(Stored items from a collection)
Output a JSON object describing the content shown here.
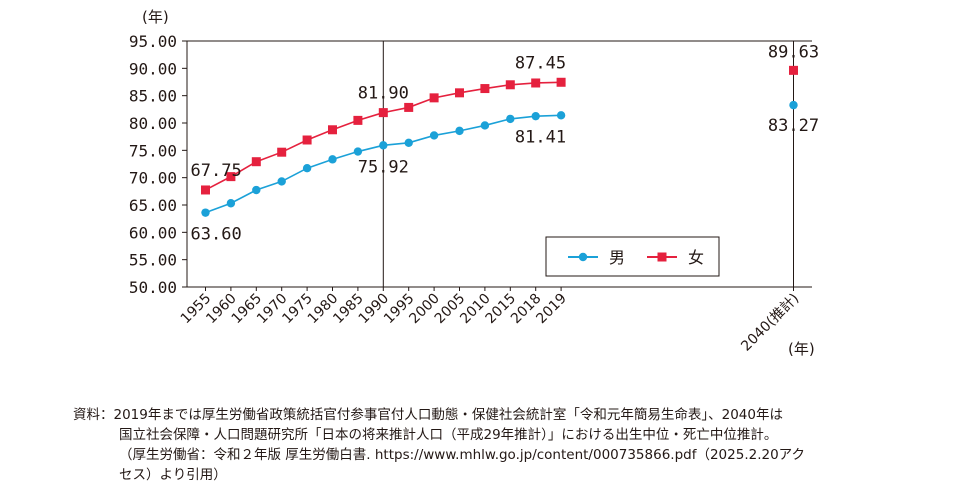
{
  "chart_data": {
    "type": "line",
    "ylabel": "(年)",
    "xlabel": "(年)",
    "ylim": [
      50,
      95
    ],
    "yticks": [
      "95.00",
      "90.00",
      "85.00",
      "80.00",
      "75.00",
      "70.00",
      "65.00",
      "60.00",
      "55.00",
      "50.00"
    ],
    "ytick_values": [
      95,
      90,
      85,
      80,
      75,
      70,
      65,
      60,
      55,
      50
    ],
    "categories": [
      "1955",
      "1960",
      "1965",
      "1970",
      "1975",
      "1980",
      "1985",
      "1990",
      "1995",
      "2000",
      "2005",
      "2010",
      "2015",
      "2018",
      "2019",
      "2040(推計)"
    ],
    "series": [
      {
        "name": "男",
        "color": "#1ba1d8",
        "marker": "circle",
        "values": [
          63.6,
          65.32,
          67.74,
          69.31,
          71.73,
          73.35,
          74.78,
          75.92,
          76.38,
          77.72,
          78.56,
          79.55,
          80.75,
          81.25,
          81.41,
          83.27
        ]
      },
      {
        "name": "女",
        "color": "#e5213e",
        "marker": "square",
        "values": [
          67.75,
          70.19,
          72.92,
          74.66,
          76.89,
          78.76,
          80.48,
          81.9,
          82.85,
          84.6,
          85.52,
          86.3,
          86.99,
          87.32,
          87.45,
          89.63
        ]
      }
    ],
    "annotations": [
      {
        "series": 1,
        "index": 0,
        "text": "67.75"
      },
      {
        "series": 0,
        "index": 0,
        "text": "63.60"
      },
      {
        "series": 1,
        "index": 7,
        "text": "81.90"
      },
      {
        "series": 0,
        "index": 7,
        "text": "75.92"
      },
      {
        "series": 1,
        "index": 14,
        "text": "87.45"
      },
      {
        "series": 0,
        "index": 14,
        "text": "81.41"
      },
      {
        "series": 1,
        "index": 15,
        "text": "89.63"
      },
      {
        "series": 0,
        "index": 15,
        "text": "83.27"
      }
    ],
    "legend": {
      "placement": "lower-right",
      "items": [
        "男",
        "女"
      ]
    }
  },
  "source": {
    "lines": [
      "資料：2019年までは厚生労働省政策統括官付参事官付人口動態・保健社会統計室「令和元年簡易生命表」、2040年は",
      "国立社会保障・人口問題研究所「日本の将来推計人口（平成29年推計）」における出生中位・死亡中位推計。",
      "（厚生労働省：令和２年版 厚生労働白書. https://www.mhlw.go.jp/content/000735866.pdf（2025.2.20アク",
      "セス）より引用）"
    ]
  }
}
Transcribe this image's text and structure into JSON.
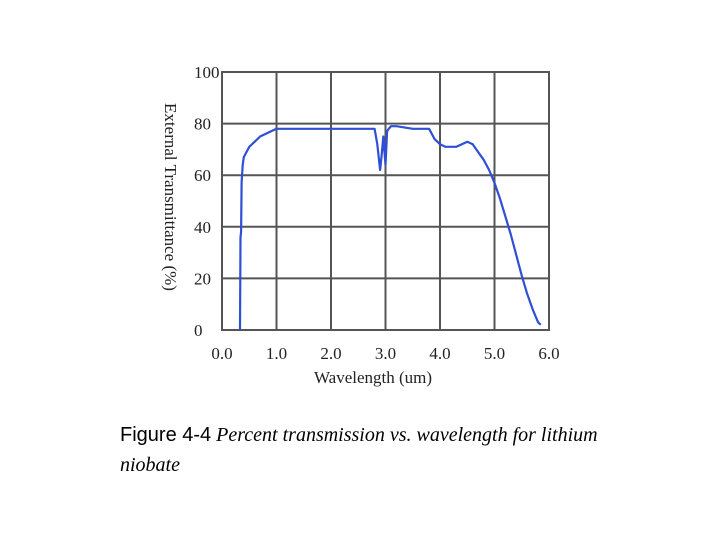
{
  "chart_data": {
    "type": "line",
    "xlabel": "Wavelength (um)",
    "ylabel": "External Transmittance (%)",
    "xlim": [
      0,
      6
    ],
    "ylim": [
      0,
      100
    ],
    "xticks": [
      "0.0",
      "1.0",
      "2.0",
      "3.0",
      "4.0",
      "5.0",
      "6.0"
    ],
    "yticks": [
      "0",
      "20",
      "40",
      "60",
      "80",
      "100"
    ],
    "grid": true,
    "line_color": "#2f4fd6",
    "series": [
      {
        "x": [
          0.33,
          0.34,
          0.35,
          0.36,
          0.38,
          0.4,
          0.45,
          0.5,
          0.6,
          0.7,
          0.8,
          0.9,
          1.0,
          1.5,
          2.0,
          2.5,
          2.8,
          2.85,
          2.9,
          2.93,
          2.96,
          3.0,
          3.03,
          3.06,
          3.1,
          3.2,
          3.5,
          3.8,
          3.9,
          4.0,
          4.1,
          4.3,
          4.5,
          4.6,
          4.7,
          4.8,
          4.9,
          5.0,
          5.1,
          5.2,
          5.3,
          5.4,
          5.5,
          5.6,
          5.7,
          5.8,
          5.85
        ],
        "y": [
          0,
          36,
          38,
          57,
          64,
          67,
          69,
          71,
          73,
          75,
          76,
          77,
          78,
          78,
          78,
          78,
          78,
          72,
          62,
          68,
          75,
          64,
          77,
          78,
          79,
          79,
          78,
          78,
          74,
          72,
          71,
          71,
          73,
          72,
          69,
          66,
          62,
          57,
          51,
          44,
          37,
          29,
          21,
          14,
          8,
          3,
          2
        ]
      }
    ]
  },
  "caption": {
    "label": "Figure 4-4",
    "text": "Percent transmission vs. wavelength for lithium niobate"
  }
}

▶ Stated task
From the material above, reproduce everything verbatim except the pictures.

▶ Completed exercise
Output a JSON object describing the content shown here.
{
  "chart_data": {
    "type": "line",
    "ylabel": "(年)",
    "xlabel": "(年)",
    "ylim": [
      50,
      95
    ],
    "yticks": [
      "95.00",
      "90.00",
      "85.00",
      "80.00",
      "75.00",
      "70.00",
      "65.00",
      "60.00",
      "55.00",
      "50.00"
    ],
    "ytick_values": [
      95,
      90,
      85,
      80,
      75,
      70,
      65,
      60,
      55,
      50
    ],
    "categories": [
      "1955",
      "1960",
      "1965",
      "1970",
      "1975",
      "1980",
      "1985",
      "1990",
      "1995",
      "2000",
      "2005",
      "2010",
      "2015",
      "2018",
      "2019",
      "2040(推計)"
    ],
    "series": [
      {
        "name": "男",
        "color": "#1ba1d8",
        "marker": "circle",
        "values": [
          63.6,
          65.32,
          67.74,
          69.31,
          71.73,
          73.35,
          74.78,
          75.92,
          76.38,
          77.72,
          78.56,
          79.55,
          80.75,
          81.25,
          81.41,
          83.27
        ]
      },
      {
        "name": "女",
        "color": "#e5213e",
        "marker": "square",
        "values": [
          67.75,
          70.19,
          72.92,
          74.66,
          76.89,
          78.76,
          80.48,
          81.9,
          82.85,
          84.6,
          85.52,
          86.3,
          86.99,
          87.32,
          87.45,
          89.63
        ]
      }
    ],
    "annotations": [
      {
        "series": 1,
        "index": 0,
        "text": "67.75"
      },
      {
        "series": 0,
        "index": 0,
        "text": "63.60"
      },
      {
        "series": 1,
        "index": 7,
        "text": "81.90"
      },
      {
        "series": 0,
        "index": 7,
        "text": "75.92"
      },
      {
        "series": 1,
        "index": 14,
        "text": "87.45"
      },
      {
        "series": 0,
        "index": 14,
        "text": "81.41"
      },
      {
        "series": 1,
        "index": 15,
        "text": "89.63"
      },
      {
        "series": 0,
        "index": 15,
        "text": "83.27"
      }
    ],
    "legend": {
      "placement": "lower-right",
      "items": [
        "男",
        "女"
      ]
    }
  },
  "source": {
    "lines": [
      "資料：2019年までは厚生労働省政策統括官付参事官付人口動態・保健社会統計室「令和元年簡易生命表」、2040年は",
      "国立社会保障・人口問題研究所「日本の将来推計人口（平成29年推計）」における出生中位・死亡中位推計。",
      "（厚生労働省：令和２年版 厚生労働白書. https://www.mhlw.go.jp/content/000735866.pdf（2025.2.20アク",
      "セス）より引用）"
    ]
  }
}
Transcribe this image's text and structure into JSON.
{
  "chart_data": {
    "type": "line",
    "xlabel": "Wavelength (um)",
    "ylabel": "External Transmittance (%)",
    "xlim": [
      0,
      6
    ],
    "ylim": [
      0,
      100
    ],
    "xticks": [
      "0.0",
      "1.0",
      "2.0",
      "3.0",
      "4.0",
      "5.0",
      "6.0"
    ],
    "yticks": [
      "0",
      "20",
      "40",
      "60",
      "80",
      "100"
    ],
    "grid": true,
    "line_color": "#2f4fd6",
    "series": [
      {
        "x": [
          0.33,
          0.34,
          0.35,
          0.36,
          0.38,
          0.4,
          0.45,
          0.5,
          0.6,
          0.7,
          0.8,
          0.9,
          1.0,
          1.5,
          2.0,
          2.5,
          2.8,
          2.85,
          2.9,
          2.93,
          2.96,
          3.0,
          3.03,
          3.06,
          3.1,
          3.2,
          3.5,
          3.8,
          3.9,
          4.0,
          4.1,
          4.3,
          4.5,
          4.6,
          4.7,
          4.8,
          4.9,
          5.0,
          5.1,
          5.2,
          5.3,
          5.4,
          5.5,
          5.6,
          5.7,
          5.8,
          5.85
        ],
        "y": [
          0,
          36,
          38,
          57,
          64,
          67,
          69,
          71,
          73,
          75,
          76,
          77,
          78,
          78,
          78,
          78,
          78,
          72,
          62,
          68,
          75,
          64,
          77,
          78,
          79,
          79,
          78,
          78,
          74,
          72,
          71,
          71,
          73,
          72,
          69,
          66,
          62,
          57,
          51,
          44,
          37,
          29,
          21,
          14,
          8,
          3,
          2
        ]
      }
    ]
  },
  "caption": {
    "label": "Figure 4-4",
    "text": "Percent transmission vs. wavelength for lithium niobate"
  }
}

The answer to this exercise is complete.